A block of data
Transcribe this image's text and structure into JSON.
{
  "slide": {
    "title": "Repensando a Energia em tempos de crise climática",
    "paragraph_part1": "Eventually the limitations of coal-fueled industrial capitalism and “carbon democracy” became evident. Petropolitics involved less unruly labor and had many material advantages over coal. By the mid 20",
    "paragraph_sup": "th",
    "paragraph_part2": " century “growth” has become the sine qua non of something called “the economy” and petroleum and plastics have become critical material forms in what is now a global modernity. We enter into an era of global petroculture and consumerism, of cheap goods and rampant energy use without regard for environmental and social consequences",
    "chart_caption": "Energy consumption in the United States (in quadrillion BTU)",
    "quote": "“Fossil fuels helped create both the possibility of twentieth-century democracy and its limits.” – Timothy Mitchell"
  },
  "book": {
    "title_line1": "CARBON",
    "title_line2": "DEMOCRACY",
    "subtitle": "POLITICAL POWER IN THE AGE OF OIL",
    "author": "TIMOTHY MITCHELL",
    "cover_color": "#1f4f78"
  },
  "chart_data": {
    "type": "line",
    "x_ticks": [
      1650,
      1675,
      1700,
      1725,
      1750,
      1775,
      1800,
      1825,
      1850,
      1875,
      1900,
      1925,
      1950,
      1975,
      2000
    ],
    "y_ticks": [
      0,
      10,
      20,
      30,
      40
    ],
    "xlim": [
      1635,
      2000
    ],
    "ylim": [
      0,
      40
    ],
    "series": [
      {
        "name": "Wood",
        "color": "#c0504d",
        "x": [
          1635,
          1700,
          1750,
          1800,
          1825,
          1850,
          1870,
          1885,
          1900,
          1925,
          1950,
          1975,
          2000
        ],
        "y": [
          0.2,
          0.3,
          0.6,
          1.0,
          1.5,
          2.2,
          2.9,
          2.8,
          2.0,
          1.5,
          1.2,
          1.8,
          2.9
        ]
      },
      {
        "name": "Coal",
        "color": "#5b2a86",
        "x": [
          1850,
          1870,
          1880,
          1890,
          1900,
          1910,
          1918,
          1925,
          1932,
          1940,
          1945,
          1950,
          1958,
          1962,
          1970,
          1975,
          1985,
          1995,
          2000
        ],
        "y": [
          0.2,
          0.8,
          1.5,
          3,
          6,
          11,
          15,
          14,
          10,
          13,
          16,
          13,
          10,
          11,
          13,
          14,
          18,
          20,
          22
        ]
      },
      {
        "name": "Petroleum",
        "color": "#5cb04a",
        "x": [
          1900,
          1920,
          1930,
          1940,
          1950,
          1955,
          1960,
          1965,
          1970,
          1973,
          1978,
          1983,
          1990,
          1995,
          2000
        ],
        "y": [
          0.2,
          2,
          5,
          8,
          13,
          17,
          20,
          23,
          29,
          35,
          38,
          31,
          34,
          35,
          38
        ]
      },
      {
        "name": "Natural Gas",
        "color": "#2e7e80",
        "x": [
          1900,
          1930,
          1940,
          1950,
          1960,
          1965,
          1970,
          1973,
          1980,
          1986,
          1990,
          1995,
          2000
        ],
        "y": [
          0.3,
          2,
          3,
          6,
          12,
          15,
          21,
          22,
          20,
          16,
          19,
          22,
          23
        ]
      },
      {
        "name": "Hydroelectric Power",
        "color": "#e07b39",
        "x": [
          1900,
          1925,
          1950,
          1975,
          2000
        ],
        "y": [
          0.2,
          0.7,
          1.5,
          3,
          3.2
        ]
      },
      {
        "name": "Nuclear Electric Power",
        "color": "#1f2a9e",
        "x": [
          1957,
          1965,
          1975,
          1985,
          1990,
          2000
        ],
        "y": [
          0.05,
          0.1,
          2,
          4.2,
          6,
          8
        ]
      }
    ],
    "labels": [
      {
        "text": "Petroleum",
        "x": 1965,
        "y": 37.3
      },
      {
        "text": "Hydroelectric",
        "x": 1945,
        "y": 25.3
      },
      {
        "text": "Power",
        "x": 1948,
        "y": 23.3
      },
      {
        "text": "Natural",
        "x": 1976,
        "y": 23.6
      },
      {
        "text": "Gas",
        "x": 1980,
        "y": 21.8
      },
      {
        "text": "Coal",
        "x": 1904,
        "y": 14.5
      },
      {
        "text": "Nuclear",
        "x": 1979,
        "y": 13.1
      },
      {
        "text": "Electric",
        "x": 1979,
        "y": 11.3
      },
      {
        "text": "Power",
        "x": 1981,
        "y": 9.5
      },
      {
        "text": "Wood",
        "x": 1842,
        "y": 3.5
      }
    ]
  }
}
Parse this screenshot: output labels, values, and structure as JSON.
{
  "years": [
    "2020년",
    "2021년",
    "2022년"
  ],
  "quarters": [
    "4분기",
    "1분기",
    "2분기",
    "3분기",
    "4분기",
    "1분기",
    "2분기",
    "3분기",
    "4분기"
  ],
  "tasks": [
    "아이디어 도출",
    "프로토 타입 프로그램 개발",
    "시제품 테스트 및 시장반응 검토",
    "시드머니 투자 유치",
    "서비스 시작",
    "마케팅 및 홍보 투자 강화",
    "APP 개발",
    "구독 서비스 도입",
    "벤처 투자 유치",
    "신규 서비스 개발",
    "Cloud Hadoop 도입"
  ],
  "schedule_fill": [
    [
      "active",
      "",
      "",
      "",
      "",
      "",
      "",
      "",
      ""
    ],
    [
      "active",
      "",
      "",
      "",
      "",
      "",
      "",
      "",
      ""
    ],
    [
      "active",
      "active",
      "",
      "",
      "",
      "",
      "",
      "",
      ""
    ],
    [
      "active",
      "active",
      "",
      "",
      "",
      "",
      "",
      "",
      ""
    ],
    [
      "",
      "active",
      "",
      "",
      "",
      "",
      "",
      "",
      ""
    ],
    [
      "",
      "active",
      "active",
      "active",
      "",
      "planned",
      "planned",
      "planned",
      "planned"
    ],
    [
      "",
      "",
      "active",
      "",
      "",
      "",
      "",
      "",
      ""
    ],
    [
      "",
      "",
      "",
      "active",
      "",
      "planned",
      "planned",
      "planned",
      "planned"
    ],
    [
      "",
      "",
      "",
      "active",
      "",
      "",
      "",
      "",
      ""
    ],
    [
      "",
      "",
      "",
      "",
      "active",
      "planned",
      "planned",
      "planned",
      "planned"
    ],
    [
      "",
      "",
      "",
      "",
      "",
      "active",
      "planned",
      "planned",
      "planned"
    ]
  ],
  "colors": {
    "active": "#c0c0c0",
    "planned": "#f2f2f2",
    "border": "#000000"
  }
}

→ Short problem
Copy out the whole listing, exactly as written.

→ Final answer
Transcribe this image's text and structure into JSON.
{
  "slide": {
    "title": "Repensando a Energia em tempos de crise climática",
    "paragraph_part1": "Eventually the limitations of coal-fueled industrial capitalism and “carbon democracy” became evident. Petropolitics involved less unruly labor and had many material advantages over coal. By the mid 20",
    "paragraph_sup": "th",
    "paragraph_part2": " century “growth” has become the sine qua non of something called “the economy” and petroleum and plastics have become critical material forms in what is now a global modernity. We enter into an era of global petroculture and consumerism, of cheap goods and rampant energy use without regard for environmental and social consequences",
    "chart_caption": "Energy consumption in the United States (in quadrillion BTU)",
    "quote": "“Fossil fuels helped create both the possibility of twentieth-century democracy and its limits.” – Timothy Mitchell"
  },
  "book": {
    "title_line1": "CARBON",
    "title_line2": "DEMOCRACY",
    "subtitle": "POLITICAL POWER IN THE AGE OF OIL",
    "author": "TIMOTHY MITCHELL",
    "cover_color": "#1f4f78"
  },
  "chart_data": {
    "type": "line",
    "x_ticks": [
      1650,
      1675,
      1700,
      1725,
      1750,
      1775,
      1800,
      1825,
      1850,
      1875,
      1900,
      1925,
      1950,
      1975,
      2000
    ],
    "y_ticks": [
      0,
      10,
      20,
      30,
      40
    ],
    "xlim": [
      1635,
      2000
    ],
    "ylim": [
      0,
      40
    ],
    "series": [
      {
        "name": "Wood",
        "color": "#c0504d",
        "x": [
          1635,
          1700,
          1750,
          1800,
          1825,
          1850,
          1870,
          1885,
          1900,
          1925,
          1950,
          1975,
          2000
        ],
        "y": [
          0.2,
          0.3,
          0.6,
          1.0,
          1.5,
          2.2,
          2.9,
          2.8,
          2.0,
          1.5,
          1.2,
          1.8,
          2.9
        ]
      },
      {
        "name": "Coal",
        "color": "#5b2a86",
        "x": [
          1850,
          1870,
          1880,
          1890,
          1900,
          1910,
          1918,
          1925,
          1932,
          1940,
          1945,
          1950,
          1958,
          1962,
          1970,
          1975,
          1985,
          1995,
          2000
        ],
        "y": [
          0.2,
          0.8,
          1.5,
          3,
          6,
          11,
          15,
          14,
          10,
          13,
          16,
          13,
          10,
          11,
          13,
          14,
          18,
          20,
          22
        ]
      },
      {
        "name": "Petroleum",
        "color": "#5cb04a",
        "x": [
          1900,
          1920,
          1930,
          1940,
          1950,
          1955,
          1960,
          1965,
          1970,
          1973,
          1978,
          1983,
          1990,
          1995,
          2000
        ],
        "y": [
          0.2,
          2,
          5,
          8,
          13,
          17,
          20,
          23,
          29,
          35,
          38,
          31,
          34,
          35,
          38
        ]
      },
      {
        "name": "Natural Gas",
        "color": "#2e7e80",
        "x": [
          1900,
          1930,
          1940,
          1950,
          1960,
          1965,
          1970,
          1973,
          1980,
          1986,
          1990,
          1995,
          2000
        ],
        "y": [
          0.3,
          2,
          3,
          6,
          12,
          15,
          21,
          22,
          20,
          16,
          19,
          22,
          23
        ]
      },
      {
        "name": "Hydroelectric Power",
        "color": "#e07b39",
        "x": [
          1900,
          1925,
          1950,
          1975,
          2000
        ],
        "y": [
          0.2,
          0.7,
          1.5,
          3,
          3.2
        ]
      },
      {
        "name": "Nuclear Electric Power",
        "color": "#1f2a9e",
        "x": [
          1957,
          1965,
          1975,
          1985,
          1990,
          2000
        ],
        "y": [
          0.05,
          0.1,
          2,
          4.2,
          6,
          8
        ]
      }
    ],
    "labels": [
      {
        "text": "Petroleum",
        "x": 1965,
        "y": 37.3
      },
      {
        "text": "Hydroelectric",
        "x": 1945,
        "y": 25.3
      },
      {
        "text": "Power",
        "x": 1948,
        "y": 23.3
      },
      {
        "text": "Natural",
        "x": 1976,
        "y": 23.6
      },
      {
        "text": "Gas",
        "x": 1980,
        "y": 21.8
      },
      {
        "text": "Coal",
        "x": 1904,
        "y": 14.5
      },
      {
        "text": "Nuclear",
        "x": 1979,
        "y": 13.1
      },
      {
        "text": "Electric",
        "x": 1979,
        "y": 11.3
      },
      {
        "text": "Power",
        "x": 1981,
        "y": 9.5
      },
      {
        "text": "Wood",
        "x": 1842,
        "y": 3.5
      }
    ]
  }
}
Parse this screenshot: output labels, values, and structure as JSON.
{
  "years": [
    "2020년",
    "2021년",
    "2022년"
  ],
  "quarters": [
    "4분기",
    "1분기",
    "2분기",
    "3분기",
    "4분기",
    "1분기",
    "2분기",
    "3분기",
    "4분기"
  ],
  "tasks": [
    "아이디어 도출",
    "프로토 타입 프로그램 개발",
    "시제품 테스트 및 시장반응 검토",
    "시드머니 투자 유치",
    "서비스 시작",
    "마케팅 및 홍보 투자 강화",
    "APP 개발",
    "구독 서비스 도입",
    "벤처 투자 유치",
    "신규 서비스 개발",
    "Cloud Hadoop 도입"
  ],
  "schedule_fill": [
    [
      "active",
      "",
      "",
      "",
      "",
      "",
      "",
      "",
      ""
    ],
    [
      "active",
      "",
      "",
      "",
      "",
      "",
      "",
      "",
      ""
    ],
    [
      "active",
      "active",
      "",
      "",
      "",
      "",
      "",
      "",
      ""
    ],
    [
      "active",
      "active",
      "",
      "",
      "",
      "",
      "",
      "",
      ""
    ],
    [
      "",
      "active",
      "",
      "",
      "",
      "",
      "",
      "",
      ""
    ],
    [
      "",
      "active",
      "active",
      "active",
      "",
      "planned",
      "planned",
      "planned",
      "planned"
    ],
    [
      "",
      "",
      "active",
      "",
      "",
      "",
      "",
      "",
      ""
    ],
    [
      "",
      "",
      "",
      "active",
      "",
      "planned",
      "planned",
      "planned",
      "planned"
    ],
    [
      "",
      "",
      "",
      "active",
      "",
      "",
      "",
      "",
      ""
    ],
    [
      "",
      "",
      "",
      "",
      "active",
      "planned",
      "planned",
      "planned",
      "planned"
    ],
    [
      "",
      "",
      "",
      "",
      "",
      "active",
      "planned",
      "planned",
      "planned"
    ]
  ],
  "colors": {
    "active": "#c0c0c0",
    "planned": "#f2f2f2",
    "border": "#000000"
  }
}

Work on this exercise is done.